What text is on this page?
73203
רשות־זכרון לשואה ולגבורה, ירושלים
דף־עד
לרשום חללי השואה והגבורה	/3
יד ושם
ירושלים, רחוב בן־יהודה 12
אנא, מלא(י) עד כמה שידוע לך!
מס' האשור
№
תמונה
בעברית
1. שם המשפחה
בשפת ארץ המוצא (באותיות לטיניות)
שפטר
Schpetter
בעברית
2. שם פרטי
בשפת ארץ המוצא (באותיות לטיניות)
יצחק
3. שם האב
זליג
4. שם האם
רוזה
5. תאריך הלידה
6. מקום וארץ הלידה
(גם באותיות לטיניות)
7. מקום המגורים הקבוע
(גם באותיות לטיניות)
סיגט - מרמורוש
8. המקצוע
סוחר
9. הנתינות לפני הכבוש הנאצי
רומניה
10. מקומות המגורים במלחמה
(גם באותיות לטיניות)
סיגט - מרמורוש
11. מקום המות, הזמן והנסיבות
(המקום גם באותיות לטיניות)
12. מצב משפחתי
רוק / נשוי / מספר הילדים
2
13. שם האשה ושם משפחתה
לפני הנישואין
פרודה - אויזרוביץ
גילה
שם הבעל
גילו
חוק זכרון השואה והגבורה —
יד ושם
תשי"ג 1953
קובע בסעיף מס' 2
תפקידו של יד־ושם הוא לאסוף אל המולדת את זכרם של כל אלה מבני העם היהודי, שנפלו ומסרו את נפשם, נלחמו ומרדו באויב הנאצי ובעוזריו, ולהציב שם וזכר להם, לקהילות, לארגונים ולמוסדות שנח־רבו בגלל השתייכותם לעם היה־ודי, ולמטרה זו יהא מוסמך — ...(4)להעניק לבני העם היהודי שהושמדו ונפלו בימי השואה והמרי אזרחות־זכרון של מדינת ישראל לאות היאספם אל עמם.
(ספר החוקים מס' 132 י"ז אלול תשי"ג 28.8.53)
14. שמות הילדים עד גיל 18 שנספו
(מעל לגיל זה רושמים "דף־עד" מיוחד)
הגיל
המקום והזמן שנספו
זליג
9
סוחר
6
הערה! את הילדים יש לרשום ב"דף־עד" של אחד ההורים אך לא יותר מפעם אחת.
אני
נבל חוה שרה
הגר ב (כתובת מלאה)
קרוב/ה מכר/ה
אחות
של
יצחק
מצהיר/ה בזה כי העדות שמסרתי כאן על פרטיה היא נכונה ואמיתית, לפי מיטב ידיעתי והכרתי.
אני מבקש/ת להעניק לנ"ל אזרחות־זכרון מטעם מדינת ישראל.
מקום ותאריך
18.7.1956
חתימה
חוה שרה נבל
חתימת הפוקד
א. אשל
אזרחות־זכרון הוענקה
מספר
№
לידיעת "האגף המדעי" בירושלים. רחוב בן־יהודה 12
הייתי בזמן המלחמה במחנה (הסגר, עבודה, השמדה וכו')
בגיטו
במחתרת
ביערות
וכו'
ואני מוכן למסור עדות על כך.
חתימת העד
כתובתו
◇ ◇ ◇ ◇ ◇
■ **Short exercise**:
Quote each line of the listing above exactly.

■ **Solution for this exercise**:
What text is on this page?
73203
רשות־זכרון לשואה ולגבורה, ירושלים
דף־עד
לרשום חללי השואה והגבורה	/3
יד ושם
ירושלים, רחוב בן־יהודה 12
אנא, מלא(י) עד כמה שידוע לך!
מס' האשור
№
תמונה
בעברית
1. שם המשפחה
בשפת ארץ המוצא (באותיות לטיניות)
שפטר
Schpetter
בעברית
2. שם פרטי
בשפת ארץ המוצא (באותיות לטיניות)
יצחק
3. שם האב
זליג
4. שם האם
רוזה
5. תאריך הלידה
6. מקום וארץ הלידה
(גם באותיות לטיניות)
7. מקום המגורים הקבוע
(גם באותיות לטיניות)
סיגט - מרמורוש
8. המקצוע
סוחר
9. הנתינות לפני הכבוש הנאצי
רומניה
10. מקומות המגורים במלחמה
(גם באותיות לטיניות)
סיגט - מרמורוש
11. מקום המות, הזמן והנסיבות
(המקום גם באותיות לטיניות)
12. מצב משפחתי
רוק / נשוי / מספר הילדים
2
13. שם האשה ושם משפחתה
לפני הנישואין
פרודה - אויזרוביץ
גילה
שם הבעל
גילו
חוק זכרון השואה והגבורה —
יד ושם
תשי"ג 1953
קובע בסעיף מס' 2
תפקידו של יד־ושם הוא לאסוף אל המולדת את זכרם של כל אלה מבני העם היהודי, שנפלו ומסרו את נפשם, נלחמו ומרדו באויב הנאצי ובעוזריו, ולהציב שם וזכר להם, לקהילות, לארגונים ולמוסדות שנח־רבו בגלל השתייכותם לעם היה־ודי, ולמטרה זו יהא מוסמך — ...(4)להעניק לבני העם היהודי שהושמדו ונפלו בימי השואה והמרי אזרחות־זכרון של מדינת ישראל לאות היאספם אל עמם.
(ספר החוקים מס' 132 י"ז אלול תשי"ג 28.8.53)
14. שמות הילדים עד גיל 18 שנספו
(מעל לגיל זה רושמים "דף־עד" מיוחד)
הגיל
המקום והזמן שנספו
זליג
9
סוחר
6
הערה! את הילדים יש לרשום ב"דף־עד" של אחד ההורים אך לא יותר מפעם אחת.
אני
נבל חוה שרה
הגר ב (כתובת מלאה)
קרוב/ה מכר/ה
אחות
של
יצחק
מצהיר/ה בזה כי העדות שמסרתי כאן על פרטיה היא נכונה ואמיתית, לפי מיטב ידיעתי והכרתי.
אני מבקש/ת להעניק לנ"ל אזרחות־זכרון מטעם מדינת ישראל.
מקום ותאריך
18.7.1956
חתימה
חוה שרה נבל
חתימת הפוקד
א. אשל
אזרחות־זכרון הוענקה
מספר
№
לידיעת "האגף המדעי" בירושלים. רחוב בן־יהודה 12
הייתי בזמן המלחמה במחנה (הסגר, עבודה, השמדה וכו')
בגיטו
במחתרת
ביערות
וכו'
ואני מוכן למסור עדות על כך.
חתימת העד
כתובתו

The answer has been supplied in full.